Problem ▸
Send back all the data below, exactly as given.

╭─ Excerpted records

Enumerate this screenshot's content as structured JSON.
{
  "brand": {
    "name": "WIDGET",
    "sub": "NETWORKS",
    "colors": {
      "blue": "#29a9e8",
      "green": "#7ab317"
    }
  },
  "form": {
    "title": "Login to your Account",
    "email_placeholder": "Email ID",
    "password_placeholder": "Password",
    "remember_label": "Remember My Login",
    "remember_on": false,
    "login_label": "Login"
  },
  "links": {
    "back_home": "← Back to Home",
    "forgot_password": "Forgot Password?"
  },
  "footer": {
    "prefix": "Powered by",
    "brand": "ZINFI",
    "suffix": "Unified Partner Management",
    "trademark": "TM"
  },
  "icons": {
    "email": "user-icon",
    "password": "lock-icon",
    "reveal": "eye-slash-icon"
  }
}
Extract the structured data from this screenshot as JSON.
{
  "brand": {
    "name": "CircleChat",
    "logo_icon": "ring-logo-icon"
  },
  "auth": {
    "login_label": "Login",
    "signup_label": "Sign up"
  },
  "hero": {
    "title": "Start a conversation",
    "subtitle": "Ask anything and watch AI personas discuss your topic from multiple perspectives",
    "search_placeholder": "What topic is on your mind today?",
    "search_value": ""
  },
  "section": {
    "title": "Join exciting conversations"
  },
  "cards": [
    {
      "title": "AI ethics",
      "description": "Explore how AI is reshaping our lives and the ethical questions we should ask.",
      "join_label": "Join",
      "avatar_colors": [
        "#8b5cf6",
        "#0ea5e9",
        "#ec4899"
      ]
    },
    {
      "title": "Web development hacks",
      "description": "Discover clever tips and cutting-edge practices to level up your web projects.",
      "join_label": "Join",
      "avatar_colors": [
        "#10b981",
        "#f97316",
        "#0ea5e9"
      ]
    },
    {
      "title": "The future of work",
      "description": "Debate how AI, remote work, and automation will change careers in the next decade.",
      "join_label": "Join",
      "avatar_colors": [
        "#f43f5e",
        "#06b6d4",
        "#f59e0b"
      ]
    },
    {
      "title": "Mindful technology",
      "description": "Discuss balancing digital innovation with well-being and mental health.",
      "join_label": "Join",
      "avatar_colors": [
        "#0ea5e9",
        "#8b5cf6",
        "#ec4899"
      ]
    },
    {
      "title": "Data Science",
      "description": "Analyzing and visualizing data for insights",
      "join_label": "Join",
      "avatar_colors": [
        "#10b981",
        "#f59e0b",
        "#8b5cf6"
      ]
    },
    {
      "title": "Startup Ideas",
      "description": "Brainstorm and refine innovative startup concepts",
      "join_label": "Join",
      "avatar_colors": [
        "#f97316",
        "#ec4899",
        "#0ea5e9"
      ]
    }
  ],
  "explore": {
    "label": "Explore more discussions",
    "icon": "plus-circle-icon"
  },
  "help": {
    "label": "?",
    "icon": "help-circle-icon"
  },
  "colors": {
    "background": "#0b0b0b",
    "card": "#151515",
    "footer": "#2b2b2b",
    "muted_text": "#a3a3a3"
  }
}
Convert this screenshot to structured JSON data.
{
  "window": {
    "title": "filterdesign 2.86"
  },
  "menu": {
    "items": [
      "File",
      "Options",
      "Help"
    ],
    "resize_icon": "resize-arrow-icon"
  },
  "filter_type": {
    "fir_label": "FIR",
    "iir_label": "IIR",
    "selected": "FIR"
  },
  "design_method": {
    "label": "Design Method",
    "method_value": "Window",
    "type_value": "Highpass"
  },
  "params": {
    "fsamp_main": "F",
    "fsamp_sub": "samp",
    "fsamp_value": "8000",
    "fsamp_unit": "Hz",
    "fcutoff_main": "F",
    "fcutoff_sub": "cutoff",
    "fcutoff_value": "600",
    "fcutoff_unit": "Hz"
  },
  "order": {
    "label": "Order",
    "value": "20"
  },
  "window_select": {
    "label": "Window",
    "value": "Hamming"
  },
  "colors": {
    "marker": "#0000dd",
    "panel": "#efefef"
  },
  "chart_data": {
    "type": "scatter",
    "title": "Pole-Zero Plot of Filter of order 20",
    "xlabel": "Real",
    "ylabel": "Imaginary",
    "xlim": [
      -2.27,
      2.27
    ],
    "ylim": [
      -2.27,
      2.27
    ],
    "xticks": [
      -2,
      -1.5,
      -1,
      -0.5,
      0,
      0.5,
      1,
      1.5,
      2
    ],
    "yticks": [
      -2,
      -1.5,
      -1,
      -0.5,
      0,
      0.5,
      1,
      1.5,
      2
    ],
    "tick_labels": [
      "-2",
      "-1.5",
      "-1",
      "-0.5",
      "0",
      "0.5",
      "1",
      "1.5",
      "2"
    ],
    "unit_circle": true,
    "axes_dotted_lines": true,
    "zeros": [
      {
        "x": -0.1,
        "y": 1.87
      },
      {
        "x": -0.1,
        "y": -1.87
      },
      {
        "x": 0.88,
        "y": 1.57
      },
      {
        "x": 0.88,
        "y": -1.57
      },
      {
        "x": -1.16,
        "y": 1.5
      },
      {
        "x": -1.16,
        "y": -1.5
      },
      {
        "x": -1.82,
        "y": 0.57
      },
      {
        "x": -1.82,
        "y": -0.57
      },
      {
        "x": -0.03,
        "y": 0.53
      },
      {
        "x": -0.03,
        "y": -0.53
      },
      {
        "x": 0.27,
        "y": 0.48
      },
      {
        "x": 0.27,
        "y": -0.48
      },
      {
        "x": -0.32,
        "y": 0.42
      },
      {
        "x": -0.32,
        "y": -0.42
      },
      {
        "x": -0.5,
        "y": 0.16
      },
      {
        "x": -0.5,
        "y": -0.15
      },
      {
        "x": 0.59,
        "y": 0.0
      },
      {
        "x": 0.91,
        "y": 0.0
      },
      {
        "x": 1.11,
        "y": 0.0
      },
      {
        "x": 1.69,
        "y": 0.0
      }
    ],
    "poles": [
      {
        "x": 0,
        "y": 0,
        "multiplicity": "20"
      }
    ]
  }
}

╰─

The result ▸
Enumerate this screenshot's content as structured JSON.
{
  "brand": {
    "name": "WIDGET",
    "sub": "NETWORKS",
    "colors": {
      "blue": "#29a9e8",
      "green": "#7ab317"
    }
  },
  "form": {
    "title": "Login to your Account",
    "email_placeholder": "Email ID",
    "password_placeholder": "Password",
    "remember_label": "Remember My Login",
    "remember_on": false,
    "login_label": "Login"
  },
  "links": {
    "back_home": "← Back to Home",
    "forgot_password": "Forgot Password?"
  },
  "footer": {
    "prefix": "Powered by",
    "brand": "ZINFI",
    "suffix": "Unified Partner Management",
    "trademark": "TM"
  },
  "icons": {
    "email": "user-icon",
    "password": "lock-icon",
    "reveal": "eye-slash-icon"
  }
}
Extract the structured data from this screenshot as JSON.
{
  "brand": {
    "name": "CircleChat",
    "logo_icon": "ring-logo-icon"
  },
  "auth": {
    "login_label": "Login",
    "signup_label": "Sign up"
  },
  "hero": {
    "title": "Start a conversation",
    "subtitle": "Ask anything and watch AI personas discuss your topic from multiple perspectives",
    "search_placeholder": "What topic is on your mind today?",
    "search_value": ""
  },
  "section": {
    "title": "Join exciting conversations"
  },
  "cards": [
    {
      "title": "AI ethics",
      "description": "Explore how AI is reshaping our lives and the ethical questions we should ask.",
      "join_label": "Join",
      "avatar_colors": [
        "#8b5cf6",
        "#0ea5e9",
        "#ec4899"
      ]
    },
    {
      "title": "Web development hacks",
      "description": "Discover clever tips and cutting-edge practices to level up your web projects.",
      "join_label": "Join",
      "avatar_colors": [
        "#10b981",
        "#f97316",
        "#0ea5e9"
      ]
    },
    {
      "title": "The future of work",
      "description": "Debate how AI, remote work, and automation will change careers in the next decade.",
      "join_label": "Join",
      "avatar_colors": [
        "#f43f5e",
        "#06b6d4",
        "#f59e0b"
      ]
    },
    {
      "title": "Mindful technology",
      "description": "Discuss balancing digital innovation with well-being and mental health.",
      "join_label": "Join",
      "avatar_colors": [
        "#0ea5e9",
        "#8b5cf6",
        "#ec4899"
      ]
    },
    {
      "title": "Data Science",
      "description": "Analyzing and visualizing data for insights",
      "join_label": "Join",
      "avatar_colors": [
        "#10b981",
        "#f59e0b",
        "#8b5cf6"
      ]
    },
    {
      "title": "Startup Ideas",
      "description": "Brainstorm and refine innovative startup concepts",
      "join_label": "Join",
      "avatar_colors": [
        "#f97316",
        "#ec4899",
        "#0ea5e9"
      ]
    }
  ],
  "explore": {
    "label": "Explore more discussions",
    "icon": "plus-circle-icon"
  },
  "help": {
    "label": "?",
    "icon": "help-circle-icon"
  },
  "colors": {
    "background": "#0b0b0b",
    "card": "#151515",
    "footer": "#2b2b2b",
    "muted_text": "#a3a3a3"
  }
}
Convert this screenshot to structured JSON data.
{
  "window": {
    "title": "filterdesign 2.86"
  },
  "menu": {
    "items": [
      "File",
      "Options",
      "Help"
    ],
    "resize_icon": "resize-arrow-icon"
  },
  "filter_type": {
    "fir_label": "FIR",
    "iir_label": "IIR",
    "selected": "FIR"
  },
  "design_method": {
    "label": "Design Method",
    "method_value": "Window",
    "type_value": "Highpass"
  },
  "params": {
    "fsamp_main": "F",
    "fsamp_sub": "samp",
    "fsamp_value": "8000",
    "fsamp_unit": "Hz",
    "fcutoff_main": "F",
    "fcutoff_sub": "cutoff",
    "fcutoff_value": "600",
    "fcutoff_unit": "Hz"
  },
  "order": {
    "label": "Order",
    "value": "20"
  },
  "window_select": {
    "label": "Window",
    "value": "Hamming"
  },
  "colors": {
    "marker": "#0000dd",
    "panel": "#efefef"
  },
  "chart_data": {
    "type": "scatter",
    "title": "Pole-Zero Plot of Filter of order 20",
    "xlabel": "Real",
    "ylabel": "Imaginary",
    "xlim": [
      -2.27,
      2.27
    ],
    "ylim": [
      -2.27,
      2.27
    ],
    "xticks": [
      -2,
      -1.5,
      -1,
      -0.5,
      0,
      0.5,
      1,
      1.5,
      2
    ],
    "yticks": [
      -2,
      -1.5,
      -1,
      -0.5,
      0,
      0.5,
      1,
      1.5,
      2
    ],
    "tick_labels": [
      "-2",
      "-1.5",
      "-1",
      "-0.5",
      "0",
      "0.5",
      "1",
      "1.5",
      "2"
    ],
    "unit_circle": true,
    "axes_dotted_lines": true,
    "zeros": [
      {
        "x": -0.1,
        "y": 1.87
      },
      {
        "x": -0.1,
        "y": -1.87
      },
      {
        "x": 0.88,
        "y": 1.57
      },
      {
        "x": 0.88,
        "y": -1.57
      },
      {
        "x": -1.16,
        "y": 1.5
      },
      {
        "x": -1.16,
        "y": -1.5
      },
      {
        "x": -1.82,
        "y": 0.57
      },
      {
        "x": -1.82,
        "y": -0.57
      },
      {
        "x": -0.03,
        "y": 0.53
      },
      {
        "x": -0.03,
        "y": -0.53
      },
      {
        "x": 0.27,
        "y": 0.48
      },
      {
        "x": 0.27,
        "y": -0.48
      },
      {
        "x": -0.32,
        "y": 0.42
      },
      {
        "x": -0.32,
        "y": -0.42
      },
      {
        "x": -0.5,
        "y": 0.16
      },
      {
        "x": -0.5,
        "y": -0.15
      },
      {
        "x": 0.59,
        "y": 0.0
      },
      {
        "x": 0.91,
        "y": 0.0
      },
      {
        "x": 1.11,
        "y": 0.0
      },
      {
        "x": 1.69,
        "y": 0.0
      }
    ],
    "poles": [
      {
        "x": 0,
        "y": 0,
        "multiplicity": "20"
      }
    ]
  }
}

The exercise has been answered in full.